What the task requires: Each line that holds the word "value" counts once; give the total number of such lines and nothing else.

Exercise material:
··········
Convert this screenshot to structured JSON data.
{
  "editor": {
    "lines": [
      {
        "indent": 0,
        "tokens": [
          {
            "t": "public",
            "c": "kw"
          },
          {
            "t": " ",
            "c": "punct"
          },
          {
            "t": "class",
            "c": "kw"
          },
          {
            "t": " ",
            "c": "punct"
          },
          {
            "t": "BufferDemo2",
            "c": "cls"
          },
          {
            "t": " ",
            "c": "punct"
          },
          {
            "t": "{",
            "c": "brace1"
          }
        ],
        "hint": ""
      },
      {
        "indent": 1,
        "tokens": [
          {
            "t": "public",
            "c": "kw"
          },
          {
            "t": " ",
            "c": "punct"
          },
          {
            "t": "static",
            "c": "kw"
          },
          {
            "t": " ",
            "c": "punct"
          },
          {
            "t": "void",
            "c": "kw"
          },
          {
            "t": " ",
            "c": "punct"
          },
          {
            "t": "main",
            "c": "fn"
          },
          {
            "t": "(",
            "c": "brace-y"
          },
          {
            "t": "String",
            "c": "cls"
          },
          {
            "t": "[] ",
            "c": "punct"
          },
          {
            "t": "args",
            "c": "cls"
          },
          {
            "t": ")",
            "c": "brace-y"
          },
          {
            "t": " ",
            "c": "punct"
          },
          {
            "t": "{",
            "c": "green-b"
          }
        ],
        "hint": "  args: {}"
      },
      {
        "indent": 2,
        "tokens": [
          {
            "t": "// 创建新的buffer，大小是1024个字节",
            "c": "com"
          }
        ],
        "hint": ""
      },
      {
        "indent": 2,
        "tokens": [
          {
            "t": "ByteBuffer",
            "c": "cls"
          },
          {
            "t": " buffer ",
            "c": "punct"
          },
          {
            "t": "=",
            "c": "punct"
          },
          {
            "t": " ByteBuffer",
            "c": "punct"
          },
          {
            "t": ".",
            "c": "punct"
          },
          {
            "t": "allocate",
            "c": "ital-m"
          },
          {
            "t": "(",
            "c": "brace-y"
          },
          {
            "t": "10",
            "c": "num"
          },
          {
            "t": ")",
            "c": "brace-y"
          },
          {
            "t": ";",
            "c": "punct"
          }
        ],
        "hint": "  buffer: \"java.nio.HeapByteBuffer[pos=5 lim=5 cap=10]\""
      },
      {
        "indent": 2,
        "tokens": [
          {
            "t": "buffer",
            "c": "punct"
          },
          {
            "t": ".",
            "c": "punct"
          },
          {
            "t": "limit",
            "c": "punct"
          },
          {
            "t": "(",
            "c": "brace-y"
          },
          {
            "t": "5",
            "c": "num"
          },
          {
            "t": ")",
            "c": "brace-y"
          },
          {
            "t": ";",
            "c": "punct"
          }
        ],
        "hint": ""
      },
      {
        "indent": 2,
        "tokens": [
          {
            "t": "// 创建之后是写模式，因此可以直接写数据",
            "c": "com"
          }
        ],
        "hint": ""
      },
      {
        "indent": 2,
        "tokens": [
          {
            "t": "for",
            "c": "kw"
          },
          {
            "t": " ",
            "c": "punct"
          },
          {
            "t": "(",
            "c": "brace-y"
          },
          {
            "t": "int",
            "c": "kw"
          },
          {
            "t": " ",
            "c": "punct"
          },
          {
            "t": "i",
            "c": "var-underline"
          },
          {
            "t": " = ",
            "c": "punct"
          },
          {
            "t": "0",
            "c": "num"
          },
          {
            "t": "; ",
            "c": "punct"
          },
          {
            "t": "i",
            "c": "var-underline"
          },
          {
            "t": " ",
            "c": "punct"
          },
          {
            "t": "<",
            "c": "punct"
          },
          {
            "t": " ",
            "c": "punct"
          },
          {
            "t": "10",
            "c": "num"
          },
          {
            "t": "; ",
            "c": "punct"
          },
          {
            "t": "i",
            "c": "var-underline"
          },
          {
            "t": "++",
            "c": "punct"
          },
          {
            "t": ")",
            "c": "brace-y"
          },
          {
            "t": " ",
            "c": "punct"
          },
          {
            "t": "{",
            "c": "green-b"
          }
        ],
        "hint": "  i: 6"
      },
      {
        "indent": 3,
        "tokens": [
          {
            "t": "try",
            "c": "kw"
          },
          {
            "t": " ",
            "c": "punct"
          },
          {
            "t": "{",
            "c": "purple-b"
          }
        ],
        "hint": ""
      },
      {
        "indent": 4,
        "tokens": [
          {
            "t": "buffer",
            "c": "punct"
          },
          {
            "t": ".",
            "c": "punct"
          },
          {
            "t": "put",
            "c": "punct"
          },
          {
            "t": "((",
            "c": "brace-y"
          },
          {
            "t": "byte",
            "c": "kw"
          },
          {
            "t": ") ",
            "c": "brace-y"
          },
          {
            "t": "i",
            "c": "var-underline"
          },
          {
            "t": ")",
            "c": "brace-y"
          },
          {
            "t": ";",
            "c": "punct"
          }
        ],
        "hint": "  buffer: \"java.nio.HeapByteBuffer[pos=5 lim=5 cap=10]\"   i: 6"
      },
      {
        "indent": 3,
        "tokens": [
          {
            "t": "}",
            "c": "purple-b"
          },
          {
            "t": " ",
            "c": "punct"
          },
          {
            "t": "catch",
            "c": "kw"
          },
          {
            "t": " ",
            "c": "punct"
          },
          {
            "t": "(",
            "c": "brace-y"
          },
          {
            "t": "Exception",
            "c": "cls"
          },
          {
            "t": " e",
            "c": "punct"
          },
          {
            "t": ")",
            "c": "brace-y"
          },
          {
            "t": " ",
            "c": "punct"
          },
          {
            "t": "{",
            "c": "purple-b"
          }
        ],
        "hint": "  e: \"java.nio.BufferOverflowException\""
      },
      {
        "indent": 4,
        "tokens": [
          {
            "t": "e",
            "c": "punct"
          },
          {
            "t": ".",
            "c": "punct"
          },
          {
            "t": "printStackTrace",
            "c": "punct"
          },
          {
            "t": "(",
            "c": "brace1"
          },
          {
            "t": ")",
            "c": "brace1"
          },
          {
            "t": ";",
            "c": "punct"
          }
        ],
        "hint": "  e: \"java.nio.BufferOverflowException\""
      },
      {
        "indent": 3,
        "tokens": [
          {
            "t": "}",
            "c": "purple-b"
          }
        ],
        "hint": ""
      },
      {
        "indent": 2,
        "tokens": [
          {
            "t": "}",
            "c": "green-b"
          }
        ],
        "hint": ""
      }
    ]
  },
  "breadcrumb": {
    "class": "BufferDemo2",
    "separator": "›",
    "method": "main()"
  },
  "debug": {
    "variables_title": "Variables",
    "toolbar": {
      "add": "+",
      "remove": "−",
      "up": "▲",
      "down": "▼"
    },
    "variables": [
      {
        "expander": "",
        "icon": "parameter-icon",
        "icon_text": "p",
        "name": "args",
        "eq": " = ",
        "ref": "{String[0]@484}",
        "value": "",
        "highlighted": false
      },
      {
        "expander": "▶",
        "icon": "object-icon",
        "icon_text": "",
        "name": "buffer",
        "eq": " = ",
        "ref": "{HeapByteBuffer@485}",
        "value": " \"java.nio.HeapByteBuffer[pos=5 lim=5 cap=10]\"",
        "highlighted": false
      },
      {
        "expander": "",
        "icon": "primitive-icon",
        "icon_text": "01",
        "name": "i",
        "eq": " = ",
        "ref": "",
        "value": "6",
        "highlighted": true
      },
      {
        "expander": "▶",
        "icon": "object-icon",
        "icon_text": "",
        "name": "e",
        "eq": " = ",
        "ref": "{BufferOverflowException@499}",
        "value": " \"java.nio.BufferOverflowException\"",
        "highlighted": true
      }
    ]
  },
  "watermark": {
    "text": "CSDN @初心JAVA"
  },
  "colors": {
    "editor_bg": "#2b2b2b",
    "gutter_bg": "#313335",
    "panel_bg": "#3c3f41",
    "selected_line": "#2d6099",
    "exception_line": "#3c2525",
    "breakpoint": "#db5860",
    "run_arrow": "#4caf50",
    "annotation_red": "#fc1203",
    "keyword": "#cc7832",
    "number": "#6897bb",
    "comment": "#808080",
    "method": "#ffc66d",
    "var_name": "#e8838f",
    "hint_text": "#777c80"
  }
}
··········
Exercise solution: 4